• STATED TASK: In this exercise, return the whole listing exactly, excluding any images.

• SOURCE MATERIAL:
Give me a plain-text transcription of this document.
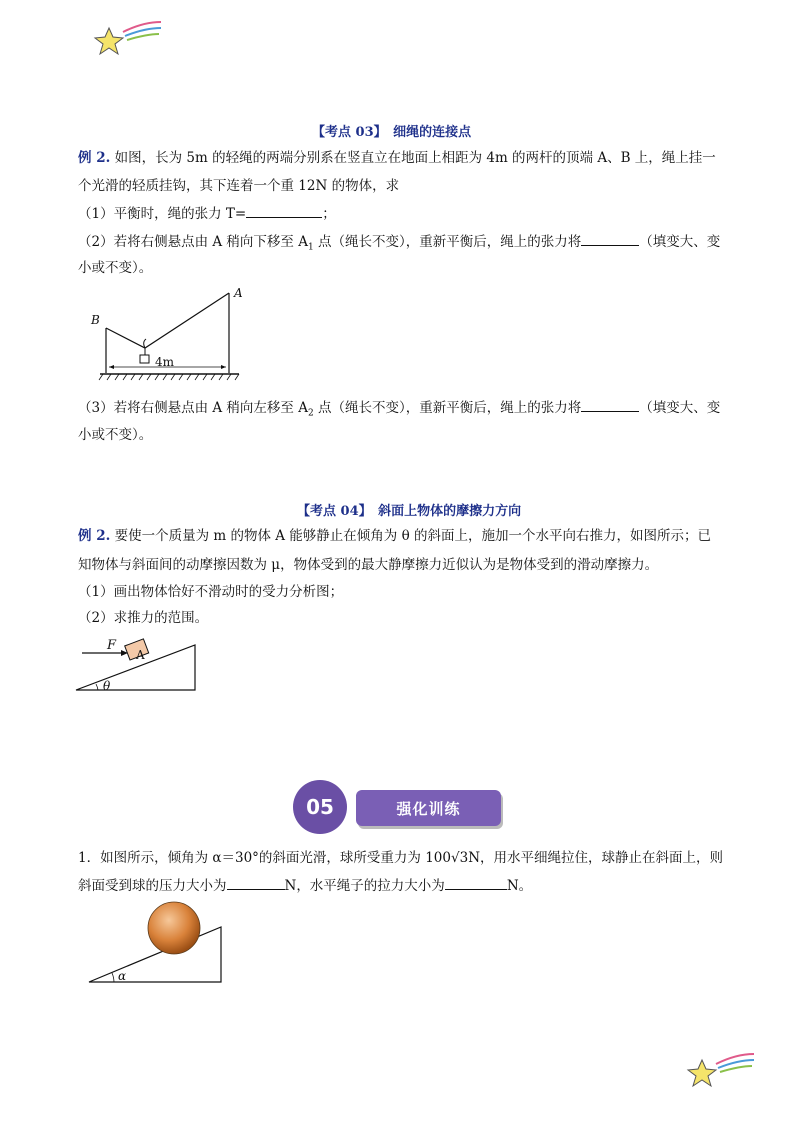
【考点 03】　细绳的连接点
例 2. 如图，长为 5m 的轻绳的两端分别系在竖直立在地面上相距为 4m 的两杆的顶端 A、B 上，绳上挂一
个光滑的轻质挂钩，其下连着一个重 12N 的物体，求
（1）平衡时，绳的张力 T=	；
（2）若将右侧悬点由 A 稍向下移至 $A_1$ 点（绳长不变），重新平衡后，绳上的张力将	（填变大、变
小或不变）。
A
B
4m
（3）若将右侧悬点由 A 稍向左移至 $A_2$ 点（绳长不变），重新平衡后，绳上的张力将	（填变大、变
小或不变）。
【考点 04】　斜面上物体的摩擦力方向
例 2. 要使一个质量为 m 的物体 A 能够静止在倾角为 θ 的斜面上，施加一个水平向右推力，如图所示；已
知物体与斜面间的动摩擦因数为 μ，物体受到的最大静摩擦力近似认为是物体受到的滑动摩擦力。
（1）画出物体恰好不滑动时的受力分析图；
（2）求推力的范围。
F
A
θ
强化训练
05
1．如图所示，倾角为 α＝30°的斜面光滑，球所受重力为 100√3N，用水平细绳拉住，球静止在斜面上，则
斜面受到球的压力大小为	N，水平绳子的拉力大小为	N。
α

• COMPLETED TASK:
Give me a plain-text transcription of this document.
【考点 03】　细绳的连接点
例 2. 如图，长为 5m 的轻绳的两端分别系在竖直立在地面上相距为 4m 的两杆的顶端 A、B 上，绳上挂一
个光滑的轻质挂钩，其下连着一个重 12N 的物体，求
（1）平衡时，绳的张力 T=	；
（2）若将右侧悬点由 A 稍向下移至 $A_1$ 点（绳长不变），重新平衡后，绳上的张力将	（填变大、变
小或不变）。
A
B
4m
（3）若将右侧悬点由 A 稍向左移至 $A_2$ 点（绳长不变），重新平衡后，绳上的张力将	（填变大、变
小或不变）。
【考点 04】　斜面上物体的摩擦力方向
例 2. 要使一个质量为 m 的物体 A 能够静止在倾角为 θ 的斜面上，施加一个水平向右推力，如图所示；已
知物体与斜面间的动摩擦因数为 μ，物体受到的最大静摩擦力近似认为是物体受到的滑动摩擦力。
（1）画出物体恰好不滑动时的受力分析图；
（2）求推力的范围。
F
A
θ
强化训练
05
1．如图所示，倾角为 α＝30°的斜面光滑，球所受重力为 100√3N，用水平细绳拉住，球静止在斜面上，则
斜面受到球的压力大小为	N，水平绳子的拉力大小为	N。
α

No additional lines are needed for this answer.